=== EXCERPTED DATA ===

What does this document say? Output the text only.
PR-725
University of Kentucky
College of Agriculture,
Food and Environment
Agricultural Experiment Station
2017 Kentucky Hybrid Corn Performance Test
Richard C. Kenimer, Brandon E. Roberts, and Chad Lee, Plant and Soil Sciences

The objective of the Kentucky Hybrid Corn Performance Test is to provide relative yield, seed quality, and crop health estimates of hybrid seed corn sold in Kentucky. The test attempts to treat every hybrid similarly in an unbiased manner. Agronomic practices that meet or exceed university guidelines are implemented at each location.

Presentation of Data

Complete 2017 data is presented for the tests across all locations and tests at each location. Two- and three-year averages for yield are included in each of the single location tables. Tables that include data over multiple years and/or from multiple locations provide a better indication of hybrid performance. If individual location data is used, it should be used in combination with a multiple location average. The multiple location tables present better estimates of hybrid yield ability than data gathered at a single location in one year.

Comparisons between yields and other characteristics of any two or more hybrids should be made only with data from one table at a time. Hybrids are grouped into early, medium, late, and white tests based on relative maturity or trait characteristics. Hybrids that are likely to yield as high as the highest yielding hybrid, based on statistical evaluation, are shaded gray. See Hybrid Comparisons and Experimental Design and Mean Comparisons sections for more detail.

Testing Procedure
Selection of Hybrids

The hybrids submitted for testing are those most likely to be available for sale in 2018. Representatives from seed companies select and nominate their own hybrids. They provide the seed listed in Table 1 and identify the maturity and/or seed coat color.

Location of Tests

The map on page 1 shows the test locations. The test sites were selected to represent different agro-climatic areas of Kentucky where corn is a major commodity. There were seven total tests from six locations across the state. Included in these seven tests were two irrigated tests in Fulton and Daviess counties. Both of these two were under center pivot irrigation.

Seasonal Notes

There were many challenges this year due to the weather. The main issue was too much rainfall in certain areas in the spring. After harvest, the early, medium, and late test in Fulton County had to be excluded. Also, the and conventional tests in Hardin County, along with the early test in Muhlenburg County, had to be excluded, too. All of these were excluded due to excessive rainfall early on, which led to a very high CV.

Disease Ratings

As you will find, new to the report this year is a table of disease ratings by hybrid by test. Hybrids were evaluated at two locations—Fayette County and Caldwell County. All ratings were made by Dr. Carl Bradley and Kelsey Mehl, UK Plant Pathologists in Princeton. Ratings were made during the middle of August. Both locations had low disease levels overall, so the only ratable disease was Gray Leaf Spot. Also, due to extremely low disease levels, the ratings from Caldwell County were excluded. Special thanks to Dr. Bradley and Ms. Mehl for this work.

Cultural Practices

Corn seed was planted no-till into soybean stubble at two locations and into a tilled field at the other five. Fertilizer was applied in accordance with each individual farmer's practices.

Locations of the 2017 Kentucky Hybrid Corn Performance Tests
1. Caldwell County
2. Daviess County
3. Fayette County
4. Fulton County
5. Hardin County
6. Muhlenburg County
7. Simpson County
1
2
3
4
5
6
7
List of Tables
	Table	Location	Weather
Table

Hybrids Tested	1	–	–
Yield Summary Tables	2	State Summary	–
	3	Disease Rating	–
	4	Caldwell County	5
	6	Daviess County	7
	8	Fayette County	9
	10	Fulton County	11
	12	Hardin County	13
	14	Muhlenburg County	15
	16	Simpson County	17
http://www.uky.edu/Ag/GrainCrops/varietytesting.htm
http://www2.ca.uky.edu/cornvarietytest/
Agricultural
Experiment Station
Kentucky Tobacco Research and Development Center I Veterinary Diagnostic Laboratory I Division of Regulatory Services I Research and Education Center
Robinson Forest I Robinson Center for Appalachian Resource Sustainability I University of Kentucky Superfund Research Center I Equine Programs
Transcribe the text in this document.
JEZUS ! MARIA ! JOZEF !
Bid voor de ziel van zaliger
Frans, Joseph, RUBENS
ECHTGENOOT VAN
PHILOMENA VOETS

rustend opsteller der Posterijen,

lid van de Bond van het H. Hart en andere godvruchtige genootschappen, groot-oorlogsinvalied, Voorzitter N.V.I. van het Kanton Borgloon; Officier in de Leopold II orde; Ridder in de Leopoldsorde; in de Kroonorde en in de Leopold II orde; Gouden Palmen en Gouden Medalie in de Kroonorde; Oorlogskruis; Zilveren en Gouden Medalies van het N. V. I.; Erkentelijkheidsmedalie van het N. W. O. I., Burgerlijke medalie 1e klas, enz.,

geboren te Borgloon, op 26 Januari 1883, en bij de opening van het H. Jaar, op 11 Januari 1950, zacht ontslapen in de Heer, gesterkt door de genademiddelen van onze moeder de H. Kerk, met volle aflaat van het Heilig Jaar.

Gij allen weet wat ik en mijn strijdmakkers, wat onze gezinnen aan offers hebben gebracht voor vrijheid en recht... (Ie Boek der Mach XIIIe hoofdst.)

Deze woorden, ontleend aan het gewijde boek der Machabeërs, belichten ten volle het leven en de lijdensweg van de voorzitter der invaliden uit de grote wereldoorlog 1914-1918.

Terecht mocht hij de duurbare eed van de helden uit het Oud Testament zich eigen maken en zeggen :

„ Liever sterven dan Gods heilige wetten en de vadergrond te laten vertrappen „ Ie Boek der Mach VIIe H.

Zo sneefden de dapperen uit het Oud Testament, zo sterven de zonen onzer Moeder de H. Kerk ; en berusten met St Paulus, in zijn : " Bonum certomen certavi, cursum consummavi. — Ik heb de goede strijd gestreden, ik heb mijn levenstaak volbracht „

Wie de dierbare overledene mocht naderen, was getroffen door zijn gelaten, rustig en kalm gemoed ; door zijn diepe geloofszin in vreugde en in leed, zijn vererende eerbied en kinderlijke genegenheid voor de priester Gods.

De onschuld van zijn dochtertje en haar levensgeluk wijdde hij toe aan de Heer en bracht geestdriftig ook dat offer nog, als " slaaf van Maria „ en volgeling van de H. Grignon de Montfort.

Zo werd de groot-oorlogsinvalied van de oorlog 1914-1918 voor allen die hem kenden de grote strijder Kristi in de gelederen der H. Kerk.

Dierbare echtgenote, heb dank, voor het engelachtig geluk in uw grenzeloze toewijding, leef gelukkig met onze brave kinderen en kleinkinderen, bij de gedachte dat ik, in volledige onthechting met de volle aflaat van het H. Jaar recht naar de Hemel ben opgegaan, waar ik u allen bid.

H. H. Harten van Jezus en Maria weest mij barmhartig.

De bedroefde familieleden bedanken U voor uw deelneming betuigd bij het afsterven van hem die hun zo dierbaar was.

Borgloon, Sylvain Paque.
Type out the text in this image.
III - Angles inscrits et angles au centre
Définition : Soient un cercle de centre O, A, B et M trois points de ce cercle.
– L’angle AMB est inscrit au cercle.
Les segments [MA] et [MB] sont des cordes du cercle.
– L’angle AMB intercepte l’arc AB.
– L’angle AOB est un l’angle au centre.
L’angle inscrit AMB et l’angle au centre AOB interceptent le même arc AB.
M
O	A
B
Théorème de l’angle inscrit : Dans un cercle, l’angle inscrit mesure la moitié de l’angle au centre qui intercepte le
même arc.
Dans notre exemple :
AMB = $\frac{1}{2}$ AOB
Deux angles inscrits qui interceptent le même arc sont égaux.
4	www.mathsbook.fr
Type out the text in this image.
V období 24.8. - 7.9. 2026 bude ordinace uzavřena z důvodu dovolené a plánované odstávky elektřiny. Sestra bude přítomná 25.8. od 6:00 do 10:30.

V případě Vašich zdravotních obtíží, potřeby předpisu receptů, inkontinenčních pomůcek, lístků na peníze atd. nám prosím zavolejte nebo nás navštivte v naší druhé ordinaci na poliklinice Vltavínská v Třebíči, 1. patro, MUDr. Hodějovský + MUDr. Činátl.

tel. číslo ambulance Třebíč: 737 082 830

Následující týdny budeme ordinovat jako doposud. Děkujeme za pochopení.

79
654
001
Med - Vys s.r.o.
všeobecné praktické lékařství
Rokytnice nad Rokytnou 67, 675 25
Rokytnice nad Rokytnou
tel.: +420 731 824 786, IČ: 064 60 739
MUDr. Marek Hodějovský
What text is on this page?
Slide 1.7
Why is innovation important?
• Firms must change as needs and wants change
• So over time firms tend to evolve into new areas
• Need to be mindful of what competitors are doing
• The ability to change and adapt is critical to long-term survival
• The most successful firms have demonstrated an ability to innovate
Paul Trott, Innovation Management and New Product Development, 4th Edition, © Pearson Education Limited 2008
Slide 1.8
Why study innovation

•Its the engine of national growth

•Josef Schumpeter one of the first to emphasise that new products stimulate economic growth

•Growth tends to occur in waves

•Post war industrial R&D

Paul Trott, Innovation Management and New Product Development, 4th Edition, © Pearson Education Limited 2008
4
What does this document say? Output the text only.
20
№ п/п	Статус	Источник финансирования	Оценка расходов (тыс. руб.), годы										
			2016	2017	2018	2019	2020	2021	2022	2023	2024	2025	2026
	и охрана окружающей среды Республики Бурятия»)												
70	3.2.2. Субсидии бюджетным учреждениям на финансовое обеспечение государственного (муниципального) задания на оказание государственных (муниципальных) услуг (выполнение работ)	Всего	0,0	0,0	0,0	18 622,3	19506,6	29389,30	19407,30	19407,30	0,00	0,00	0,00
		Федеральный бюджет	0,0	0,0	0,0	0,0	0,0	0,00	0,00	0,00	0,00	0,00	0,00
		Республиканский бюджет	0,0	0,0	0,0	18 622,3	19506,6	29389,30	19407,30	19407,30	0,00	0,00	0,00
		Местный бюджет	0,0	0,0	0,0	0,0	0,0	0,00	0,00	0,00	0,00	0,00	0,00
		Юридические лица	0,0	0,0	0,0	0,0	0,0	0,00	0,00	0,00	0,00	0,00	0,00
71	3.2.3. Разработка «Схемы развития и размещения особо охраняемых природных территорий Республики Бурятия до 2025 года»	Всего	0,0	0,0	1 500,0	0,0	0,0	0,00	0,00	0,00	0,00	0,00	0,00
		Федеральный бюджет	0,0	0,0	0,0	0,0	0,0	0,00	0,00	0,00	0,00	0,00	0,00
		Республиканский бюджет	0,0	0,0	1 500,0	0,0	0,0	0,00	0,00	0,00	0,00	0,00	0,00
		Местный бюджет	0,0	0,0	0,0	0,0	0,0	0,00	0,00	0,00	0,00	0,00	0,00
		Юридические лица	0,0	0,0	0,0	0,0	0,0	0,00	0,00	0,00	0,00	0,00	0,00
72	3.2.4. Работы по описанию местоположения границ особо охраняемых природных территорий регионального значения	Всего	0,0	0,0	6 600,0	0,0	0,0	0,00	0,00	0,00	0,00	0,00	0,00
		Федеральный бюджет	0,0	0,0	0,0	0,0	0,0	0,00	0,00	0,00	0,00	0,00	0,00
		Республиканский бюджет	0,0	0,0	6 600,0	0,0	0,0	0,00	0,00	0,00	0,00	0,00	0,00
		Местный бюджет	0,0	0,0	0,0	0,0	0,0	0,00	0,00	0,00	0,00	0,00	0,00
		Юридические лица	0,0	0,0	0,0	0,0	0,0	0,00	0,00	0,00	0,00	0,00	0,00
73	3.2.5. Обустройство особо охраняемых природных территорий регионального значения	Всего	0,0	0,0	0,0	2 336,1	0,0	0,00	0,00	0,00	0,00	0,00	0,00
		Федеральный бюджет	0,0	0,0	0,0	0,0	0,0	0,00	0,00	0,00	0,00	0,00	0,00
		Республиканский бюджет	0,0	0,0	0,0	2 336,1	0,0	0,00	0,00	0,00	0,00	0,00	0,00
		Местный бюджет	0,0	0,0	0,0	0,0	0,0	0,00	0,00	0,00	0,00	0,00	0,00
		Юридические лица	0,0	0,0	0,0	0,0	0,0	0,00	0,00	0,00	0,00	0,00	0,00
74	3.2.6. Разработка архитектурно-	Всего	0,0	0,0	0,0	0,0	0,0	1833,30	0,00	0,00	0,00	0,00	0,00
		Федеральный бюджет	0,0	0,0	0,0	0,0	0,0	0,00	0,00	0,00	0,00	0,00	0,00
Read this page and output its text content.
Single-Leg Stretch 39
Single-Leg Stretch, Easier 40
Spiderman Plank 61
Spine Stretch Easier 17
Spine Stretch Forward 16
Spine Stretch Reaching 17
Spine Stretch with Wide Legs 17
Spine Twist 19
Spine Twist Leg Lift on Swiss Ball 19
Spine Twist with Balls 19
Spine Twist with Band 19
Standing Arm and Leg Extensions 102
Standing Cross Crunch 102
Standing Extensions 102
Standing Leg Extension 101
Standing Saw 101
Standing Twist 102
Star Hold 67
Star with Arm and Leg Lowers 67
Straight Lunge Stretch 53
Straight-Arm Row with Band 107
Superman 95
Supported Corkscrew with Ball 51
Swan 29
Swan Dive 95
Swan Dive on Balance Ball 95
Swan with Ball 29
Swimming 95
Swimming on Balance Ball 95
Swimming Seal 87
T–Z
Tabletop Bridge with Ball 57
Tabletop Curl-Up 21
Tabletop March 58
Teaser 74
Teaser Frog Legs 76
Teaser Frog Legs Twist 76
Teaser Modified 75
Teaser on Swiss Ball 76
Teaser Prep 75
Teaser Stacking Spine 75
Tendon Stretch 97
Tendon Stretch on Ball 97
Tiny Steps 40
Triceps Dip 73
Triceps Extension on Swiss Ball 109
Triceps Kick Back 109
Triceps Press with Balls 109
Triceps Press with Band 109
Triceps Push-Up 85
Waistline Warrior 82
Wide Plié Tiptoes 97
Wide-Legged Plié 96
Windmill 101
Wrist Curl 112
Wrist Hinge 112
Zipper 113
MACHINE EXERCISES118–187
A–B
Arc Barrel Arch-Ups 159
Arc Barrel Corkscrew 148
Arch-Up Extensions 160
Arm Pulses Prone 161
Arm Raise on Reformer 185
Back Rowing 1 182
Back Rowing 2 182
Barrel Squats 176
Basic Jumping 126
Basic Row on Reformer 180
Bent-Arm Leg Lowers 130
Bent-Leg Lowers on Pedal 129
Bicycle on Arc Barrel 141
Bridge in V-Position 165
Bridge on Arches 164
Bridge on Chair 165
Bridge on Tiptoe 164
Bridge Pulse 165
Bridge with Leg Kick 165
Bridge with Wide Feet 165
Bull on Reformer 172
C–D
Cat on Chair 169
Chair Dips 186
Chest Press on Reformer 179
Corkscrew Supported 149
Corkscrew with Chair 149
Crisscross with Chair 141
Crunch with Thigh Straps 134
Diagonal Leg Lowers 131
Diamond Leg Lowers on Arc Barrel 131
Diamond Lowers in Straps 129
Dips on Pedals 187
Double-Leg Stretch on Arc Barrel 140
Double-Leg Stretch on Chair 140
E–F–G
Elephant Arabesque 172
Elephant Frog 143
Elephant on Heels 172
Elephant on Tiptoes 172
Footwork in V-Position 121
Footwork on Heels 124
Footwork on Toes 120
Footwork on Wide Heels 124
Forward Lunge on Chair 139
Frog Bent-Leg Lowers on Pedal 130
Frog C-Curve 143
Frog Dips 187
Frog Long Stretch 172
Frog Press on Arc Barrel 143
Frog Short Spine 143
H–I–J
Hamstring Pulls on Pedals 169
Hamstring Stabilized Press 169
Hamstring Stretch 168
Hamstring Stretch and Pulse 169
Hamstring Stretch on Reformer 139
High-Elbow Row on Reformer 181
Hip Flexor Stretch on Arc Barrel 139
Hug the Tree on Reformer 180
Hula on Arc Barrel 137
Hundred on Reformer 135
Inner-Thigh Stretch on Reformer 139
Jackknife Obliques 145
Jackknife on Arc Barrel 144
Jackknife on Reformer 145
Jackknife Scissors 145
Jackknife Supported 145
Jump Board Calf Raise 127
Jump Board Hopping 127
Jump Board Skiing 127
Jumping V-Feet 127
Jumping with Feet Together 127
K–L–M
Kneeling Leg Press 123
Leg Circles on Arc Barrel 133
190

===

In the material above, find each line that contains the word "oorlogsinvalied", and select it.

• THE COMPLETED TASK:
lid van de Bond van het H. Hart en andere godvruchtige genootschappen, groot-oorlogsinvalied, Voorzitter N.V.I. van het Kanton Borgloon; Officier in de Leopold II orde; Ridder in de Leopoldsorde; in de Kroonorde en in de Leopold II orde; Gouden Palmen en Gouden Medalie in de Kroonorde; Oorlogskruis; Zilveren en Gouden Medalies van het N. V. I.; Erkentelijkheidsmedalie van het N. W. O. I., Burgerlijke medalie 1e klas, enz.,
Zo werd de groot-oorlogsinvalied van de oorlog 1914-1918 voor allen die hem kenden de grote strijder Kristi in de gelederen der H. Kerk.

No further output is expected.